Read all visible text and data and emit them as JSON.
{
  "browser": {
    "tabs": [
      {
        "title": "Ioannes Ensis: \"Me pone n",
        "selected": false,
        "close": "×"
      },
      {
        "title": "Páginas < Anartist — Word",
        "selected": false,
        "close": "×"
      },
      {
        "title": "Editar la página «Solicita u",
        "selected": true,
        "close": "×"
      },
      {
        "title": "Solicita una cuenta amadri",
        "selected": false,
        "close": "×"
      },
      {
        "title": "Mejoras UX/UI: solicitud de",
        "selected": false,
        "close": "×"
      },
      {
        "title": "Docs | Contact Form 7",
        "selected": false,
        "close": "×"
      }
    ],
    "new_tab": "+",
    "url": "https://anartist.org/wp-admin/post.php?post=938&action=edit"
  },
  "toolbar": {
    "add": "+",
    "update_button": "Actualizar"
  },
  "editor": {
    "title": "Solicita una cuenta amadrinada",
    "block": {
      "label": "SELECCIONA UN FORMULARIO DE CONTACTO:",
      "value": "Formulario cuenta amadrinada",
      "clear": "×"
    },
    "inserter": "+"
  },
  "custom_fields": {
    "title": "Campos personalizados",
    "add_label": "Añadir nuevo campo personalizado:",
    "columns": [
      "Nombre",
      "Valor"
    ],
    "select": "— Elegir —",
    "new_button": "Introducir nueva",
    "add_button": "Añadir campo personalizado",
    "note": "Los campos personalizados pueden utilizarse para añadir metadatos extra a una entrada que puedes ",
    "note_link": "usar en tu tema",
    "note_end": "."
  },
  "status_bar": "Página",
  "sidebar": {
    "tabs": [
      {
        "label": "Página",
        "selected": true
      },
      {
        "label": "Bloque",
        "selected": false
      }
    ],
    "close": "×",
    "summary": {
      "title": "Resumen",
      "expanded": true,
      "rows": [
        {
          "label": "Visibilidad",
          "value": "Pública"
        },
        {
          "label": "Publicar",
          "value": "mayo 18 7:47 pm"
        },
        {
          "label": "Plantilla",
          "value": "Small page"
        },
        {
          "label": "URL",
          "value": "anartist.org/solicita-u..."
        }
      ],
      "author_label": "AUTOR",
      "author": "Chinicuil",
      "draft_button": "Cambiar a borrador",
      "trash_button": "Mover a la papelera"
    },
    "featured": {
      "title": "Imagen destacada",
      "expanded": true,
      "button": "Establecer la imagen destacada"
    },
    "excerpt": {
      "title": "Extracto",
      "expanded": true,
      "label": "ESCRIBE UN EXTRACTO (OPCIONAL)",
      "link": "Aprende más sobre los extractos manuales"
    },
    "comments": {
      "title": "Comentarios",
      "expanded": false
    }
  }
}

-------------------------

[Problem details]:
Select and copy each line from the data that includes the word "value".

[Final result]:
      "value": "Formulario cuenta amadrinada",
          "value": "Pública"
          "value": "mayo 18 7:47 pm"
          "value": "Small page"
          "value": "anartist.org/solicita-u..."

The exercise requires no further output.